• **YOUR INSTRUCTIONS**
Reproduce the passage of the piece on inequality from "The point this" to "by their actions.", substituting "public" for "solemn".

Sometimes, the best way to avoid doing something is to pretend that you agree. Let’s say that you are a political leader, or a corporate leader, who rather likes things as they are. You see that there is huge public concern about rising inequality, and that demands for a redistribution of power and wealth from the 1% to the rest have suddenly again become mainstream. What to do? If you reject those demands, you risk your legitimacy, perhaps even your position. But if you act on them, you face what you perceive to be personal loss, and perhaps too you fear that the plutocrats who have backed you would see to it that you fall. The best way forward, for the cynical leader, or the scared one, or the dull one, is to agree that you must act and and then do nothing meaningful about it. Gandhi said about those in power: “First they ignore you, then they laugh at you, then they fight you, then you win.” Perhaps he should have said: “Then they tell you that you have won, and then, only if you keep pushing, can you really win.”
This is where we have got to in the fight against inequality. We have won the debate and shown that inequality is bad for everyone, and why more equal societies are safer, more prosperous, more cohesive, and happier. We have won the struggle to get leaders to commit to act on it. But we face now the contradiction that every world leader has promised to act on inequality and yet only a handful of them are doing anything about it. Where to go from here?
Firstly, we citizens need to insist that governments take the specific actions that are needed to tackle inequality. In ActionAid’s new report, The Price of Privilege: Extreme Wealth, Unaccountable Power, and the Fight for Equality, we set out some of the policies needed to reduce inequality. These include investing in public services, redistributing land, making use of public investment, closing tax loopholes, instituting real living wages, strengthening trade unions and strengthening bank regulation. But we go further too, given the extent of the inequality crisis we are in and the need to shift power away from the 1% and towards the rest of the population. Thus we propose:
- Institute a wealth tax.
- Recognise, redistribute and reduce women’s unpaid care burden.
- Increase corporate democracy — implement structural shifts towards employee control of companies.
- Institute a maximum wage that is proportional to the wage paid to the most junior workers in a company.
- Limit private finance for political parties and political campaigns.
The point this makes it that is now time to go beyond asking leaders if they will reduce inequality; instead we need to ask leaders whether, given their solemn commitment to reduce inequality, they will implement named, specific, and sometimes politically difficult policies which are key to reducing it. We need to let them know that they will be judged by their actions.

• **DATASET EXTRACT**
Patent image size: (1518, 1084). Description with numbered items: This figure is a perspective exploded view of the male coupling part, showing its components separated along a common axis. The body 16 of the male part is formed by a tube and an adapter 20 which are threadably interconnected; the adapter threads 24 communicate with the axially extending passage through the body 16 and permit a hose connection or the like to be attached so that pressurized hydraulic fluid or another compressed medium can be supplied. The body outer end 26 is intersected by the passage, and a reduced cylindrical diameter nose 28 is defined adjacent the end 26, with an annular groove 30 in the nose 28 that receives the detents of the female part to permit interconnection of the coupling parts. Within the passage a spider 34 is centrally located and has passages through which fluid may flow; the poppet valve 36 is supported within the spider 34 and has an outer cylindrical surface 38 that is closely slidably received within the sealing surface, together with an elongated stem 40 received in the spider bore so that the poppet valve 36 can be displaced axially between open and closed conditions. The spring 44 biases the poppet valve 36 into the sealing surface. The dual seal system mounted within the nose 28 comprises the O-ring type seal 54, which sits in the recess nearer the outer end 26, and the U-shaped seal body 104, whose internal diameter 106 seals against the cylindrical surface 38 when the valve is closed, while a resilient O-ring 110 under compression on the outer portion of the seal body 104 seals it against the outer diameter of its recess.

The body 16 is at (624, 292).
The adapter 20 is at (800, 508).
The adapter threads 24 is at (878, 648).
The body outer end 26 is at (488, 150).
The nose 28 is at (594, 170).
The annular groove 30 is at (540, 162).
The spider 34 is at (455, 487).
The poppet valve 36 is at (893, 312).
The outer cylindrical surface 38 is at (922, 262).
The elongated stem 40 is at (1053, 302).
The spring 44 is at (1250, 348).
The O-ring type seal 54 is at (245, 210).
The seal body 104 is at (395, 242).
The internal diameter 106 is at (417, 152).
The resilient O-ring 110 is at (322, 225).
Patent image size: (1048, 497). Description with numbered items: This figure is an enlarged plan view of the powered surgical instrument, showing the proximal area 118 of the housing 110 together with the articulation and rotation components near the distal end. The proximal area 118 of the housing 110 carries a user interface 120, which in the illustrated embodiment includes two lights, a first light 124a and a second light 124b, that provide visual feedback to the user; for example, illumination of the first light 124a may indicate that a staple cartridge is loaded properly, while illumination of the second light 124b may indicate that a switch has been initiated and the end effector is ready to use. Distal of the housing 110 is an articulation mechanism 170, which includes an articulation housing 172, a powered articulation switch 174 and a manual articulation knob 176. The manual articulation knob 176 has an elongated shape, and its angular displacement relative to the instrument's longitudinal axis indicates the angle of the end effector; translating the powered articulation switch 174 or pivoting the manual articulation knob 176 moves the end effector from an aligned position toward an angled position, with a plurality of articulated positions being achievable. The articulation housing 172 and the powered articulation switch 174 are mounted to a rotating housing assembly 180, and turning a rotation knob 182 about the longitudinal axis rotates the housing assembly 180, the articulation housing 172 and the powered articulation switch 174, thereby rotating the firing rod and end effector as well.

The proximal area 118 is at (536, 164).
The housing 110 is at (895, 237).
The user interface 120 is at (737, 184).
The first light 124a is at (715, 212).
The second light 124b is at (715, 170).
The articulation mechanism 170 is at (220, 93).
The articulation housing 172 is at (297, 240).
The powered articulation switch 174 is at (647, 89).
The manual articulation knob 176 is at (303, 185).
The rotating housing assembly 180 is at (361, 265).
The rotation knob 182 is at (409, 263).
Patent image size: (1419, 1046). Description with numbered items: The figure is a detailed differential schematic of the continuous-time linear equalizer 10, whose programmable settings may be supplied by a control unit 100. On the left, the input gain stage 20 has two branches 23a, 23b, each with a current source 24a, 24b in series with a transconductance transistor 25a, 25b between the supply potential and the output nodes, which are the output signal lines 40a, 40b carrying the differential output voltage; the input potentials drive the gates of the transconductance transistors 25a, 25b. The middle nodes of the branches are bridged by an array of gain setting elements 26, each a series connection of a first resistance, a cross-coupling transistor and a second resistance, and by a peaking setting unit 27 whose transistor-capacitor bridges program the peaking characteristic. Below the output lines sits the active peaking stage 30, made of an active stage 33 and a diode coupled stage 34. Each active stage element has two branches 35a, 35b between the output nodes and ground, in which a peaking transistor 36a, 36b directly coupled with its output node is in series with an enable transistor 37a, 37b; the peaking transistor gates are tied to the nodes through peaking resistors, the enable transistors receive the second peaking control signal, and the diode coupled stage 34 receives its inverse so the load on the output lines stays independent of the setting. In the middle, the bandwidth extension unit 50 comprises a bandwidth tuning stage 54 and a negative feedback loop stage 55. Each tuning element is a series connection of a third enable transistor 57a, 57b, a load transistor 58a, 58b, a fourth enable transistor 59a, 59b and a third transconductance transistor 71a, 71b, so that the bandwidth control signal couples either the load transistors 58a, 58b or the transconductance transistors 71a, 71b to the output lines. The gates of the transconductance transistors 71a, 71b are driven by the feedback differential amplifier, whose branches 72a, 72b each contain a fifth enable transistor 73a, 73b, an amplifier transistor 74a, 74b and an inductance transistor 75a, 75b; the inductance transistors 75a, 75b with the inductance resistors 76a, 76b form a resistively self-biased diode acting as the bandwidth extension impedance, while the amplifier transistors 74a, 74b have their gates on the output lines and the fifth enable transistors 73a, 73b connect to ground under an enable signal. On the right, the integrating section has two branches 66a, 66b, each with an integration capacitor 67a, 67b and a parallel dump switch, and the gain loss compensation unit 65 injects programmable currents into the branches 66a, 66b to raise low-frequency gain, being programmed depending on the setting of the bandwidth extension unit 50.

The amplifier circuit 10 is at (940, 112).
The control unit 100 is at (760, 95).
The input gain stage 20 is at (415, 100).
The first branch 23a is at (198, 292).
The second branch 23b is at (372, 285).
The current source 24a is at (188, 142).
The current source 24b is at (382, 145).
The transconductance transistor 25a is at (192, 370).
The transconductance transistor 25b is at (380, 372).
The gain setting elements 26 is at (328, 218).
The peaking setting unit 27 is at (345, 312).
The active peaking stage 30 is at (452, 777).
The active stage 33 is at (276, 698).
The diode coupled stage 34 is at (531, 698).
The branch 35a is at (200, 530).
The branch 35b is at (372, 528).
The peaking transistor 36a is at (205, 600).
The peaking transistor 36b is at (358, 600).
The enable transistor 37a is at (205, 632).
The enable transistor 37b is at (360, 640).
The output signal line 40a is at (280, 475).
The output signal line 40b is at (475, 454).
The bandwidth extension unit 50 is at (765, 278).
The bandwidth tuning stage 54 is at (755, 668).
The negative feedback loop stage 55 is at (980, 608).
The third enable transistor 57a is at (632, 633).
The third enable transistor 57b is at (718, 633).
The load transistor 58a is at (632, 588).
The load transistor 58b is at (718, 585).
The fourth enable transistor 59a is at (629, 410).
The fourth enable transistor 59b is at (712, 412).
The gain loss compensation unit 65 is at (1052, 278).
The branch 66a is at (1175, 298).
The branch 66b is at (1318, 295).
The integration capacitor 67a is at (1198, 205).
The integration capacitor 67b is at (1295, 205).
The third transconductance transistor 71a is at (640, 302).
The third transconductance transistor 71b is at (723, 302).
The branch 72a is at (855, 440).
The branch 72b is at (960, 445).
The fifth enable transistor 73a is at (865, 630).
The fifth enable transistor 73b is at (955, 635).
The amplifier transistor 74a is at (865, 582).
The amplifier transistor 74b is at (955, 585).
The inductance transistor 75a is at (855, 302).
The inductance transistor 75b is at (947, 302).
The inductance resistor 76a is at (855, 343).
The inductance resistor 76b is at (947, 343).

• **SOLUTION TO THIS EXERCISE**
The point this makes it that is now time to go beyond asking leaders if they will reduce inequality; instead we need to ask leaders whether, given their public commitment to reduce inequality, they will implement named, specific, and sometimes politically difficult policies which are key to reducing it. We need to let them know that they will be judged by their actions.